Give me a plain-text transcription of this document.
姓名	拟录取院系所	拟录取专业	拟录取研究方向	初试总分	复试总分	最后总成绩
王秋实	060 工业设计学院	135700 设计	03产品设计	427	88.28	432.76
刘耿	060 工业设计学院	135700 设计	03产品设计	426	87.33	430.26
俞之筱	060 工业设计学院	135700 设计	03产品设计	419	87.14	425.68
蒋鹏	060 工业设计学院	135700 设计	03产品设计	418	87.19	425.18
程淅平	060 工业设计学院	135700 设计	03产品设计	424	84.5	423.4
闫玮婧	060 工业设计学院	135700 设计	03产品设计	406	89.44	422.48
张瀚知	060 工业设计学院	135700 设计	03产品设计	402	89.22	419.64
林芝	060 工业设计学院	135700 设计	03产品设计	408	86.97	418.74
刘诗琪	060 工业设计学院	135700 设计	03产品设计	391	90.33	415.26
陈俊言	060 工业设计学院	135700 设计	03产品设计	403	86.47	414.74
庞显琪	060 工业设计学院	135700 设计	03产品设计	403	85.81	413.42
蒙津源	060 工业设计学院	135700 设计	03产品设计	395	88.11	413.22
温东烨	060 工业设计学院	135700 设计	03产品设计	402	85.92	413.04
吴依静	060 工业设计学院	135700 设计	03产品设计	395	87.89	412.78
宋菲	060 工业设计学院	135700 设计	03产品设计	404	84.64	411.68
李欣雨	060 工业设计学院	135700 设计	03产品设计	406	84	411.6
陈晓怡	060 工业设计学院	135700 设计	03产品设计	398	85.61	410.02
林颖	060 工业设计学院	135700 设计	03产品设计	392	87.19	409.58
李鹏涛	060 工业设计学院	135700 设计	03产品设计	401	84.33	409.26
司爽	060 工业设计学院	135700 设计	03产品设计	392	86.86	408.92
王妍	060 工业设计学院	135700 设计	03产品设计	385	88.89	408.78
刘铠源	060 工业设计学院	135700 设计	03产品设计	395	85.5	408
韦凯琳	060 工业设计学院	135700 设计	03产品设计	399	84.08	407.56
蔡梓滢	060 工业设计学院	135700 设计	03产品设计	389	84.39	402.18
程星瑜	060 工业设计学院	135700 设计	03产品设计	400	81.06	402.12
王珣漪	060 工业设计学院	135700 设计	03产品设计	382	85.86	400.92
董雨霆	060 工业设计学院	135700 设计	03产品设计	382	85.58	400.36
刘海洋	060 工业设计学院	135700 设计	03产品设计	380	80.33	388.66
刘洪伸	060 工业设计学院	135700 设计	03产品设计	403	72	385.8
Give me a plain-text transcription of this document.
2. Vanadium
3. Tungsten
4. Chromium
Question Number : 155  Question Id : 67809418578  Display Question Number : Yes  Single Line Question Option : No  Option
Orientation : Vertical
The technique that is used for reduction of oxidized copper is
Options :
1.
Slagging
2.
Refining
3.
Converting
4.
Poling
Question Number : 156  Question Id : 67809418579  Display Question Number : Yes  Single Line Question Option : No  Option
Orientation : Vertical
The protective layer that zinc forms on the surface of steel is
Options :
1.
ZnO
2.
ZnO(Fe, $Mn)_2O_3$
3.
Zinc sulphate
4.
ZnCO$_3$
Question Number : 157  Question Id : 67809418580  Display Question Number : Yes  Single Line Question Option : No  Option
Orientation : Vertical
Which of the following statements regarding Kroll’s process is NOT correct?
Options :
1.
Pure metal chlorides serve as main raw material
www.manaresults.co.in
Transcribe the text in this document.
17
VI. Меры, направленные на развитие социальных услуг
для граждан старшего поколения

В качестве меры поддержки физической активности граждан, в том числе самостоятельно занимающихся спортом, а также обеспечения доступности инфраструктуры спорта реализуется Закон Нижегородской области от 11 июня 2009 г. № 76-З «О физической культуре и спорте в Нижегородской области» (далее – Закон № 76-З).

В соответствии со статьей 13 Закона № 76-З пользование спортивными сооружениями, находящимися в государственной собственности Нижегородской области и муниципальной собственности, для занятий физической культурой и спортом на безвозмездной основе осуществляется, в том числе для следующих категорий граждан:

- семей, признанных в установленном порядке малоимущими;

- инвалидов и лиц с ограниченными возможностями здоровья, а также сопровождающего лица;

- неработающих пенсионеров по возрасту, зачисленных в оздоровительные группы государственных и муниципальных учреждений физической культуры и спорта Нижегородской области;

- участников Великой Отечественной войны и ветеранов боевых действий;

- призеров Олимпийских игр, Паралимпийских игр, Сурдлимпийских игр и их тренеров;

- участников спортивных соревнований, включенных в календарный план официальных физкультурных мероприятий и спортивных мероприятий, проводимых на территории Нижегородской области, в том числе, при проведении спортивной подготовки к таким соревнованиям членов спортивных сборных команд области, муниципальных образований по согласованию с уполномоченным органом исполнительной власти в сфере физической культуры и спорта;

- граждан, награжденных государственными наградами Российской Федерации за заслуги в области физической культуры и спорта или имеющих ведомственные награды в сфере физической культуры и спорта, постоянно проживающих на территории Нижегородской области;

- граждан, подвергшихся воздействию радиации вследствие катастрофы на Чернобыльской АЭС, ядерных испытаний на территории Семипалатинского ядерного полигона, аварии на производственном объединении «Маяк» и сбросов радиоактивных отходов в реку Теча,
■ ■ ■
TASK PROMPT — Your task is to transcribe the listing above in full, exactly as given.

EXERCISE OUTPUT —
Give me a plain-text transcription of this document.
姓名	拟录取院系所	拟录取专业	拟录取研究方向	初试总分	复试总分	最后总成绩
王秋实	060 工业设计学院	135700 设计	03产品设计	427	88.28	432.76
刘耿	060 工业设计学院	135700 设计	03产品设计	426	87.33	430.26
俞之筱	060 工业设计学院	135700 设计	03产品设计	419	87.14	425.68
蒋鹏	060 工业设计学院	135700 设计	03产品设计	418	87.19	425.18
程淅平	060 工业设计学院	135700 设计	03产品设计	424	84.5	423.4
闫玮婧	060 工业设计学院	135700 设计	03产品设计	406	89.44	422.48
张瀚知	060 工业设计学院	135700 设计	03产品设计	402	89.22	419.64
林芝	060 工业设计学院	135700 设计	03产品设计	408	86.97	418.74
刘诗琪	060 工业设计学院	135700 设计	03产品设计	391	90.33	415.26
陈俊言	060 工业设计学院	135700 设计	03产品设计	403	86.47	414.74
庞显琪	060 工业设计学院	135700 设计	03产品设计	403	85.81	413.42
蒙津源	060 工业设计学院	135700 设计	03产品设计	395	88.11	413.22
温东烨	060 工业设计学院	135700 设计	03产品设计	402	85.92	413.04
吴依静	060 工业设计学院	135700 设计	03产品设计	395	87.89	412.78
宋菲	060 工业设计学院	135700 设计	03产品设计	404	84.64	411.68
李欣雨	060 工业设计学院	135700 设计	03产品设计	406	84	411.6
陈晓怡	060 工业设计学院	135700 设计	03产品设计	398	85.61	410.02
林颖	060 工业设计学院	135700 设计	03产品设计	392	87.19	409.58
李鹏涛	060 工业设计学院	135700 设计	03产品设计	401	84.33	409.26
司爽	060 工业设计学院	135700 设计	03产品设计	392	86.86	408.92
王妍	060 工业设计学院	135700 设计	03产品设计	385	88.89	408.78
刘铠源	060 工业设计学院	135700 设计	03产品设计	395	85.5	408
韦凯琳	060 工业设计学院	135700 设计	03产品设计	399	84.08	407.56
蔡梓滢	060 工业设计学院	135700 设计	03产品设计	389	84.39	402.18
程星瑜	060 工业设计学院	135700 设计	03产品设计	400	81.06	402.12
王珣漪	060 工业设计学院	135700 设计	03产品设计	382	85.86	400.92
董雨霆	060 工业设计学院	135700 设计	03产品设计	382	85.58	400.36
刘海洋	060 工业设计学院	135700 设计	03产品设计	380	80.33	388.66
刘洪伸	060 工业设计学院	135700 设计	03产品设计	403	72	385.8
Give me a plain-text transcription of this document.
2. Vanadium
3. Tungsten
4. Chromium
Question Number : 155  Question Id : 67809418578  Display Question Number : Yes  Single Line Question Option : No  Option
Orientation : Vertical
The technique that is used for reduction of oxidized copper is
Options :
1.
Slagging
2.
Refining
3.
Converting
4.
Poling
Question Number : 156  Question Id : 67809418579  Display Question Number : Yes  Single Line Question Option : No  Option
Orientation : Vertical
The protective layer that zinc forms on the surface of steel is
Options :
1.
ZnO
2.
ZnO(Fe, $Mn)_2O_3$
3.
Zinc sulphate
4.
ZnCO$_3$
Question Number : 157  Question Id : 67809418580  Display Question Number : Yes  Single Line Question Option : No  Option
Orientation : Vertical
Which of the following statements regarding Kroll’s process is NOT correct?
Options :
1.
Pure metal chlorides serve as main raw material
www.manaresults.co.in
Transcribe the text in this document.
17
VI. Меры, направленные на развитие социальных услуг
для граждан старшего поколения

В качестве меры поддержки физической активности граждан, в том числе самостоятельно занимающихся спортом, а также обеспечения доступности инфраструктуры спорта реализуется Закон Нижегородской области от 11 июня 2009 г. № 76-З «О физической культуре и спорте в Нижегородской области» (далее – Закон № 76-З).

В соответствии со статьей 13 Закона № 76-З пользование спортивными сооружениями, находящимися в государственной собственности Нижегородской области и муниципальной собственности, для занятий физической культурой и спортом на безвозмездной основе осуществляется, в том числе для следующих категорий граждан:

- семей, признанных в установленном порядке малоимущими;

- инвалидов и лиц с ограниченными возможностями здоровья, а также сопровождающего лица;

- неработающих пенсионеров по возрасту, зачисленных в оздоровительные группы государственных и муниципальных учреждений физической культуры и спорта Нижегородской области;

- участников Великой Отечественной войны и ветеранов боевых действий;

- призеров Олимпийских игр, Паралимпийских игр, Сурдлимпийских игр и их тренеров;

- участников спортивных соревнований, включенных в календарный план официальных физкультурных мероприятий и спортивных мероприятий, проводимых на территории Нижегородской области, в том числе, при проведении спортивной подготовки к таким соревнованиям членов спортивных сборных команд области, муниципальных образований по согласованию с уполномоченным органом исполнительной власти в сфере физической культуры и спорта;

- граждан, награжденных государственными наградами Российской Федерации за заслуги в области физической культуры и спорта или имеющих ведомственные награды в сфере физической культуры и спорта, постоянно проживающих на территории Нижегородской области;

- граждан, подвергшихся воздействию радиации вследствие катастрофы на Чернобыльской АЭС, ядерных испытаний на территории Семипалатинского ядерного полигона, аварии на производственном объединении «Маяк» и сбросов радиоактивных отходов в реку Теча,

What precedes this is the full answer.